── RECORDS FOR THIS TASK

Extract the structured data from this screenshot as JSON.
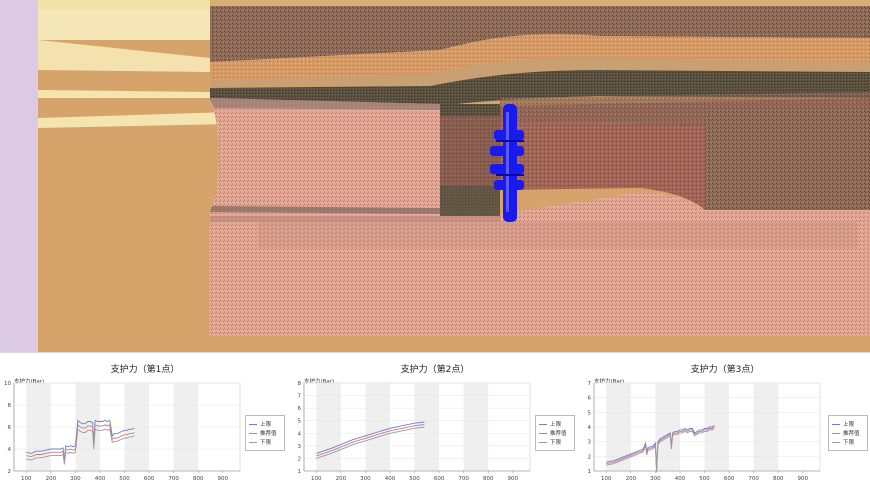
{
  "colors": {
    "cutter_head": "#1a1aee",
    "series_upper": "#6a7fd0",
    "series_recommended": "#d07a7a",
    "series_lower": "#9a9aa8"
  },
  "scene": {
    "name": "tbm-tunnel-3d-view",
    "icon": "cutter-head-icon"
  },
  "charts": [
    {
      "title": "支护力（第1点）",
      "unit_label": "支护力(Bar)",
      "legend": [
        "上限",
        "推荐值",
        "下限"
      ],
      "chart_data": {
        "type": "line",
        "xlim": [
          50,
          970
        ],
        "ylim": [
          2,
          10
        ],
        "x_ticks": [
          100,
          200,
          300,
          400,
          500,
          600,
          700,
          800,
          900
        ],
        "y_ticks": [
          2,
          4,
          6,
          8,
          10
        ],
        "shaded_bands": [
          [
            100,
            200
          ],
          [
            300,
            400
          ],
          [
            500,
            600
          ],
          [
            700,
            800
          ]
        ],
        "series": [
          {
            "name": "上限",
            "x": [
              100,
              120,
              140,
              160,
              180,
              200,
              220,
              240,
              250,
              255,
              260,
              270,
              280,
              290,
              300,
              310,
              320,
              330,
              340,
              350,
              360,
              370,
              375,
              380,
              390,
              400,
              410,
              420,
              430,
              440,
              450,
              460,
              470,
              480,
              490,
              500,
              510,
              520,
              530,
              540
            ],
            "y": [
              3.7,
              3.6,
              3.8,
              3.8,
              3.9,
              4.0,
              4.0,
              4.0,
              4.1,
              3.0,
              4.3,
              4.2,
              4.3,
              4.2,
              4.3,
              6.6,
              6.4,
              6.3,
              6.3,
              6.5,
              6.5,
              6.4,
              4.6,
              6.6,
              6.5,
              6.5,
              6.5,
              6.6,
              6.5,
              6.6,
              5.2,
              5.4,
              5.4,
              5.5,
              5.6,
              5.7,
              5.7,
              5.8,
              5.8,
              5.9
            ]
          },
          {
            "name": "推荐值",
            "x": [
              100,
              120,
              140,
              160,
              180,
              200,
              220,
              240,
              250,
              255,
              260,
              270,
              280,
              290,
              300,
              310,
              320,
              330,
              340,
              350,
              360,
              370,
              375,
              380,
              390,
              400,
              410,
              420,
              430,
              440,
              450,
              460,
              470,
              480,
              490,
              500,
              510,
              520,
              530,
              540
            ],
            "y": [
              3.4,
              3.3,
              3.5,
              3.5,
              3.6,
              3.7,
              3.7,
              3.7,
              3.8,
              2.8,
              4.0,
              3.9,
              4.0,
              3.9,
              4.0,
              6.2,
              6.0,
              5.9,
              5.9,
              6.1,
              6.1,
              6.0,
              4.3,
              6.2,
              6.1,
              6.1,
              6.1,
              6.2,
              6.1,
              6.2,
              4.9,
              5.0,
              5.0,
              5.1,
              5.2,
              5.3,
              5.3,
              5.4,
              5.4,
              5.5
            ]
          },
          {
            "name": "下限",
            "x": [
              100,
              120,
              140,
              160,
              180,
              200,
              220,
              240,
              250,
              255,
              260,
              270,
              280,
              290,
              300,
              310,
              320,
              330,
              340,
              350,
              360,
              370,
              375,
              380,
              390,
              400,
              410,
              420,
              430,
              440,
              450,
              460,
              470,
              480,
              490,
              500,
              510,
              520,
              530,
              540
            ],
            "y": [
              3.1,
              3.0,
              3.2,
              3.2,
              3.3,
              3.4,
              3.4,
              3.4,
              3.5,
              2.6,
              3.7,
              3.6,
              3.7,
              3.6,
              3.7,
              5.8,
              5.6,
              5.5,
              5.5,
              5.7,
              5.7,
              5.6,
              4.0,
              5.8,
              5.7,
              5.7,
              5.7,
              5.8,
              5.7,
              5.8,
              4.6,
              4.7,
              4.7,
              4.8,
              4.9,
              5.0,
              5.0,
              5.1,
              5.1,
              5.2
            ]
          }
        ]
      }
    },
    {
      "title": "支护力（第2点）",
      "unit_label": "支护力(Bar)",
      "legend": [
        "上限",
        "推荐值",
        "下限"
      ],
      "chart_data": {
        "type": "line",
        "xlim": [
          50,
          970
        ],
        "ylim": [
          1,
          8
        ],
        "x_ticks": [
          100,
          200,
          300,
          400,
          500,
          600,
          700,
          800,
          900
        ],
        "y_ticks": [
          1,
          2,
          3,
          4,
          5,
          6,
          7,
          8
        ],
        "shaded_bands": [
          [
            100,
            200
          ],
          [
            300,
            400
          ],
          [
            500,
            600
          ],
          [
            700,
            800
          ]
        ],
        "series": [
          {
            "name": "上限",
            "x": [
              100,
              130,
              160,
              200,
              250,
              300,
              350,
              400,
              450,
              500,
              540
            ],
            "y": [
              2.4,
              2.6,
              2.8,
              3.1,
              3.5,
              3.8,
              4.1,
              4.4,
              4.6,
              4.8,
              4.9
            ]
          },
          {
            "name": "推荐值",
            "x": [
              100,
              130,
              160,
              200,
              250,
              300,
              350,
              400,
              450,
              500,
              540
            ],
            "y": [
              2.2,
              2.4,
              2.6,
              2.9,
              3.3,
              3.6,
              3.9,
              4.2,
              4.4,
              4.6,
              4.7
            ]
          },
          {
            "name": "下限",
            "x": [
              100,
              130,
              160,
              200,
              250,
              300,
              350,
              400,
              450,
              500,
              540
            ],
            "y": [
              2.0,
              2.2,
              2.4,
              2.7,
              3.1,
              3.4,
              3.7,
              4.0,
              4.2,
              4.4,
              4.5
            ]
          }
        ]
      }
    },
    {
      "title": "支护力（第3点）",
      "unit_label": "支护力(Bar)",
      "legend": [
        "上限",
        "推荐值",
        "下限"
      ],
      "chart_data": {
        "type": "line",
        "xlim": [
          50,
          970
        ],
        "ylim": [
          1,
          7
        ],
        "x_ticks": [
          100,
          200,
          300,
          400,
          500,
          600,
          700,
          800,
          900
        ],
        "y_ticks": [
          1,
          2,
          3,
          4,
          5,
          6,
          7
        ],
        "shaded_bands": [
          [
            100,
            200
          ],
          [
            300,
            400
          ],
          [
            500,
            600
          ],
          [
            700,
            800
          ]
        ],
        "series": [
          {
            "name": "上限",
            "x": [
              100,
              130,
              160,
              190,
              220,
              250,
              260,
              265,
              270,
              290,
              300,
              305,
              310,
              320,
              330,
              340,
              350,
              360,
              365,
              370,
              380,
              390,
              400,
              410,
              420,
              430,
              440,
              450,
              460,
              470,
              480,
              490,
              500,
              510,
              520,
              530,
              540
            ],
            "y": [
              1.6,
              1.7,
              1.9,
              2.1,
              2.3,
              2.5,
              2.9,
              2.3,
              2.6,
              2.7,
              2.9,
              1.1,
              3.0,
              3.2,
              3.3,
              3.4,
              3.5,
              3.6,
              2.7,
              3.6,
              3.7,
              3.7,
              3.8,
              3.8,
              3.9,
              3.8,
              3.9,
              3.9,
              3.6,
              3.7,
              3.8,
              3.8,
              3.9,
              3.9,
              4.0,
              4.0,
              4.1
            ]
          },
          {
            "name": "推荐值",
            "x": [
              100,
              130,
              160,
              190,
              220,
              250,
              260,
              265,
              270,
              290,
              300,
              305,
              310,
              320,
              330,
              340,
              350,
              360,
              365,
              370,
              380,
              390,
              400,
              410,
              420,
              430,
              440,
              450,
              460,
              470,
              480,
              490,
              500,
              510,
              520,
              530,
              540
            ],
            "y": [
              1.5,
              1.6,
              1.8,
              2.0,
              2.2,
              2.4,
              2.8,
              2.2,
              2.5,
              2.6,
              2.8,
              1.0,
              2.9,
              3.1,
              3.2,
              3.3,
              3.4,
              3.5,
              2.6,
              3.5,
              3.6,
              3.6,
              3.7,
              3.7,
              3.8,
              3.7,
              3.8,
              3.8,
              3.5,
              3.6,
              3.7,
              3.7,
              3.8,
              3.8,
              3.9,
              3.9,
              4.0
            ]
          },
          {
            "name": "下限",
            "x": [
              100,
              130,
              160,
              190,
              220,
              250,
              260,
              265,
              270,
              290,
              300,
              305,
              310,
              320,
              330,
              340,
              350,
              360,
              365,
              370,
              380,
              390,
              400,
              410,
              420,
              430,
              440,
              450,
              460,
              470,
              480,
              490,
              500,
              510,
              520,
              530,
              540
            ],
            "y": [
              1.4,
              1.5,
              1.7,
              1.9,
              2.1,
              2.3,
              2.7,
              2.1,
              2.4,
              2.5,
              2.7,
              0.9,
              2.8,
              3.0,
              3.1,
              3.2,
              3.3,
              3.4,
              2.5,
              3.4,
              3.5,
              3.5,
              3.6,
              3.6,
              3.7,
              3.6,
              3.7,
              3.7,
              3.4,
              3.5,
              3.6,
              3.6,
              3.7,
              3.7,
              3.8,
              3.8,
              3.9
            ]
          }
        ]
      }
    }
  ]
}
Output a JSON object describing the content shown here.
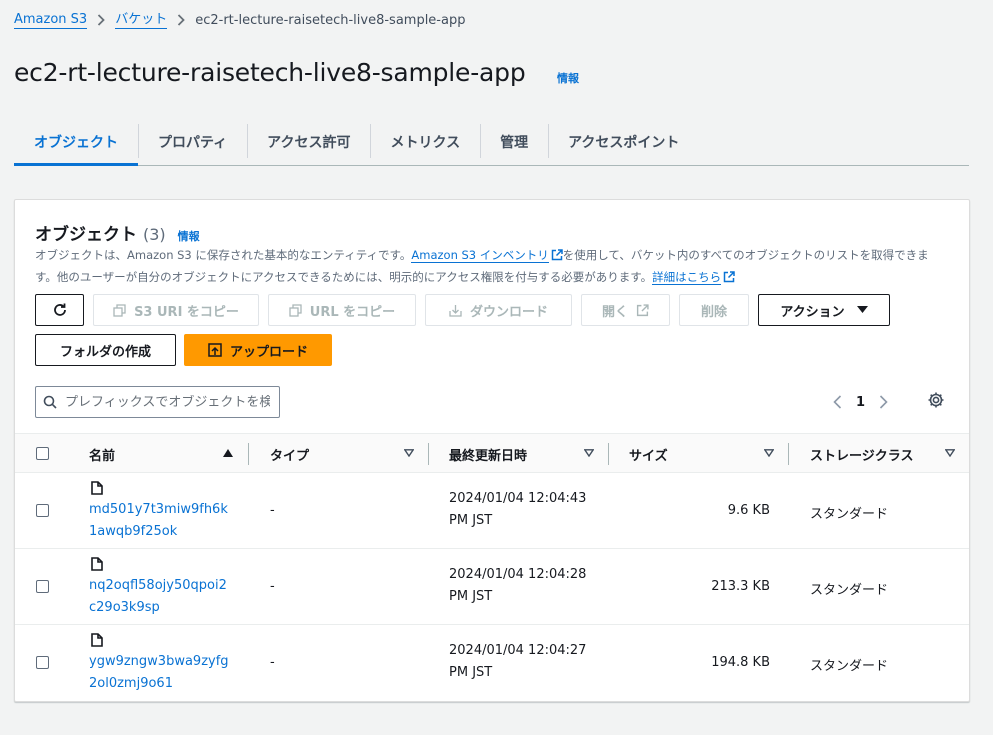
{
  "breadcrumb": {
    "items": [
      "Amazon S3",
      "バケット"
    ],
    "current": "ec2-rt-lecture-raisetech-live8-sample-app"
  },
  "page": {
    "title": "ec2-rt-lecture-raisetech-live8-sample-app",
    "info": "情報"
  },
  "tabs": [
    "オブジェクト",
    "プロパティ",
    "アクセス許可",
    "メトリクス",
    "管理",
    "アクセスポイント"
  ],
  "objects_panel": {
    "title": "オブジェクト",
    "count": "(3)",
    "info": "情報",
    "desc_part1": "オブジェクトは、Amazon S3 に保存された基本的なエンティティです。",
    "desc_link1": "Amazon S3 インベントリ",
    "desc_part2": "を使用して、バケット内のすべてのオブジェクトのリストを取得できます。他のユーザーが自分のオブジェクトにアクセスできるためには、明示的にアクセス権限を付与する必要があります。",
    "desc_link2": "詳細はこちら"
  },
  "toolbar": {
    "copy_s3_uri": "S3 URI をコピー",
    "copy_url": "URL をコピー",
    "download": "ダウンロード",
    "open": "開く",
    "delete": "削除",
    "actions": "アクション",
    "create_folder": "フォルダの作成",
    "upload": "アップロード"
  },
  "search": {
    "placeholder": "プレフィックスでオブジェクトを検索"
  },
  "pagination": {
    "page": "1"
  },
  "table": {
    "columns": [
      "名前",
      "タイプ",
      "最終更新日時",
      "サイズ",
      "ストレージクラス"
    ],
    "rows": [
      {
        "name_line1": "md501y7t3miw9fh6k",
        "name_line2": "1awqb9f25ok",
        "type": "-",
        "date_line1": "2024/01/04 12:04:43",
        "date_line2": "PM JST",
        "size": "9.6 KB",
        "storage_class": "スタンダード"
      },
      {
        "name_line1": "nq2oqfl58ojy50qpoi2",
        "name_line2": "c29o3k9sp",
        "type": "-",
        "date_line1": "2024/01/04 12:04:28",
        "date_line2": "PM JST",
        "size": "213.3 KB",
        "storage_class": "スタンダード"
      },
      {
        "name_line1": "ygw9zngw3bwa9zyfg",
        "name_line2": "2ol0zmj9o61",
        "type": "-",
        "date_line1": "2024/01/04 12:04:27",
        "date_line2": "PM JST",
        "size": "194.8 KB",
        "storage_class": "スタンダード"
      }
    ]
  },
  "colors": {
    "link": "#0972d3",
    "primary_button": "#ff9900",
    "background": "#f2f3f3"
  }
}
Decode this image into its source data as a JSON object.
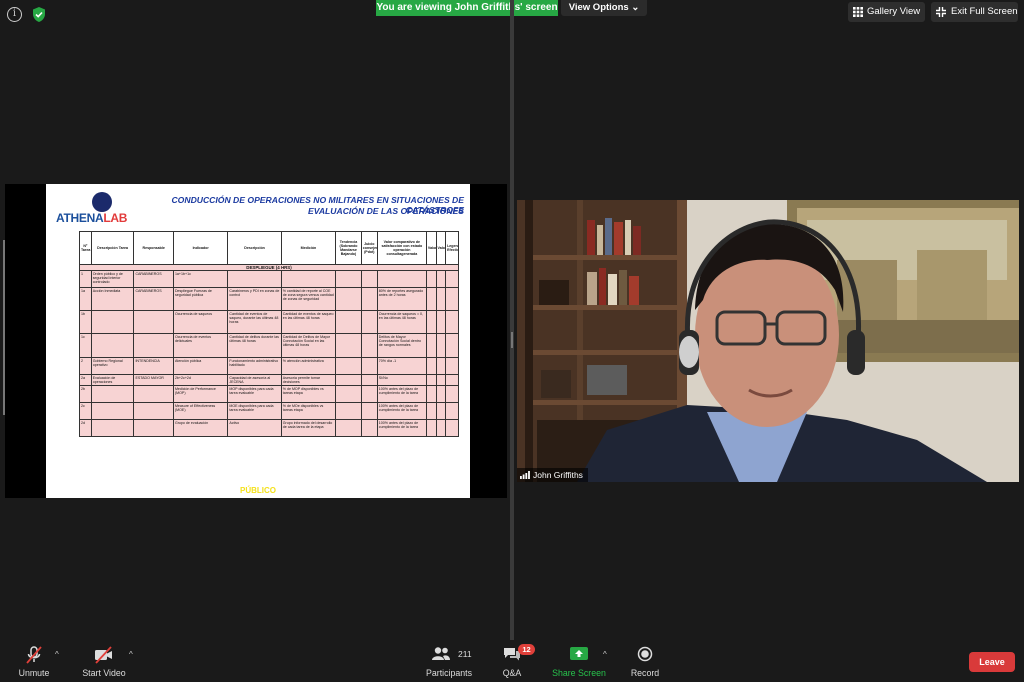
{
  "top_bar": {
    "info_icon": "info-icon",
    "security_icon": "shield-check-icon",
    "viewing_banner": "You are viewing John Griffiths' screen",
    "view_options": "View Options",
    "gallery_view": "Gallery View",
    "exit_full_screen": "Exit Full Screen"
  },
  "slide": {
    "logo_text_a": "ATHENA",
    "logo_text_b": "LAB",
    "title_line1": "CONDUCCIÓN DE OPERACIONES NO MILITARES EN SITUACIONES DE CATÁSTROFE",
    "title_line2": "EVALUACIÓN DE LAS OPERACIONES",
    "footer": "PÚBLICO",
    "headers": [
      "Nº Tarea",
      "Descripción Tarea",
      "Responsable",
      "Indicador",
      "Descripción",
      "Medición",
      "Tendencia (Sobrando Mandarse Bajando)",
      "Juicio consejero (Pdot)",
      "Valor comparativo de satisfacción con estado operación consultagenerada",
      "Valor(1..5)",
      "Valor(1..5)",
      "Legenda Efectivo"
    ],
    "section_label": "DESPLIEGUE (4 HRS)",
    "rows": [
      {
        "cls": "r-md",
        "cells": [
          "1",
          "Orden público y de seguridad interior controlado",
          "CARABINEROS",
          "1a+1b+1c",
          "",
          "",
          "",
          "",
          "",
          "",
          "",
          ""
        ]
      },
      {
        "cls": "r-hi",
        "cells": [
          "1a",
          "Acción Inmediata",
          "CARABINEROS",
          "Despliegue Fuerzas de seguridad pública",
          "Carabineros y PDI en zonas de control",
          "% cantidad de reporte al COE de zona segura versus cantidad de zonas de seguridad",
          "",
          "",
          "80% de reportes asegurado antes de 2 horas",
          "",
          "",
          ""
        ]
      },
      {
        "cls": "r-hi",
        "cells": [
          "1b",
          "",
          "",
          "Ocurrencia de saqueos",
          "Cantidad de eventos de saqueo, durante las últimas 48 horas",
          "Cantidad de eventos de saqueo en las últimas 48 horas",
          "",
          "",
          "Ocurrencia de saqueos = 0, en las últimas 48 horas",
          "",
          "",
          ""
        ]
      },
      {
        "cls": "r-lg",
        "cells": [
          "1c",
          "",
          "",
          "Ocurrencia de eventos delictuales",
          "Cantidad de delitos durante las últimas 48 horas",
          "Cantidad de Delitos de Mayor Connotación Social en las últimas 48 horas",
          "",
          "",
          "Delitos de Mayor Connotación Social dentro de rangos normales",
          "",
          "",
          ""
        ]
      },
      {
        "cls": "r-md",
        "cells": [
          "2",
          "Gobierno Regional operativo",
          "INTENDENCIA",
          "Atención pública",
          "Funcionamiento administrativo habilitado",
          "% atención administrativa",
          "",
          "",
          "70% día -1",
          "",
          "",
          ""
        ]
      },
      {
        "cls": "r-sm",
        "cells": [
          "2a",
          "Evaluación de operaciones",
          "ESTADO MAYOR",
          "2b+2c+2d",
          "Capacidad de asesoría al JECENA",
          "Asesoría permite tomar decisiones",
          "",
          "",
          "SI/No",
          "",
          "",
          ""
        ]
      },
      {
        "cls": "r-md",
        "cells": [
          "2b",
          "",
          "",
          "Medición de Performance (MOP)",
          "MOP disponibles para cada tarea evaluable",
          "% de MOP disponibles vs tareas etapa",
          "",
          "",
          "100% antes del plazo de cumplimiento de la tarea",
          "",
          "",
          ""
        ]
      },
      {
        "cls": "r-md",
        "cells": [
          "2c",
          "",
          "",
          "Measure of Effectiveness (MOE)",
          "MOE disponibles para cada tarea evaluable",
          "% de MOe disponibles vs tareas etapa",
          "",
          "",
          "100% antes del plazo de cumplimiento de la tarea",
          "",
          "",
          ""
        ]
      },
      {
        "cls": "r-md",
        "cells": [
          "2d",
          "",
          "",
          "Grupo de evaluación",
          "Activo",
          "Grupo informado del desarrollo de cada tarea de la etapa",
          "",
          "",
          "100% antes del plazo de cumplimiento de la tarea",
          "",
          "",
          ""
        ]
      }
    ]
  },
  "participant": {
    "name": "John Griffiths"
  },
  "toolbar": {
    "unmute": "Unmute",
    "start_video": "Start Video",
    "participants": "Participants",
    "participants_count": "211",
    "qa": "Q&A",
    "qa_badge": "12",
    "share_screen": "Share Screen",
    "record": "Record",
    "leave": "Leave"
  },
  "colors": {
    "accent_green": "#27a844",
    "leave_red": "#d93a3a",
    "table_pink": "#f7d3d3",
    "slide_title_blue": "#1b3aa0"
  }
}
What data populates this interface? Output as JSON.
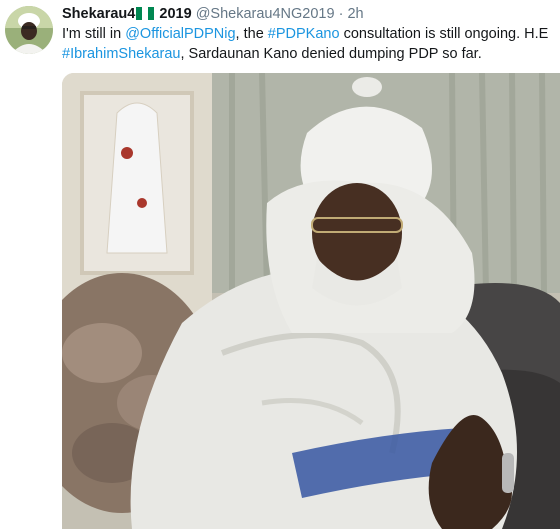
{
  "tweet": {
    "display_name": "Shekarau4",
    "name_suffix": " 2019",
    "handle": "@Shekarau4NG2019",
    "separator": " · ",
    "time": "2h",
    "text_1": "I'm still in ",
    "mention": "@OfficialPDPNig",
    "text_2": ", the ",
    "hashtag_1": "#PDPKano",
    "text_3": " consultation is still ongoing. H.E ",
    "hashtag_2": "#IbrahimShekarau",
    "text_4": ", Sardaunan Kano denied dumping PDP so far."
  },
  "colors": {
    "link": "#1b95e0",
    "name": "#14171a",
    "meta": "#657786",
    "flag_green": "#008751"
  },
  "icons": {
    "flag": "nigeria-flag-icon"
  }
}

────

- **SET PROBLEM**: Of the lines in the material, how many contain the word "tareas"? Reply with the number and nothing else.

- **EXERCISE OUTPUT**: 2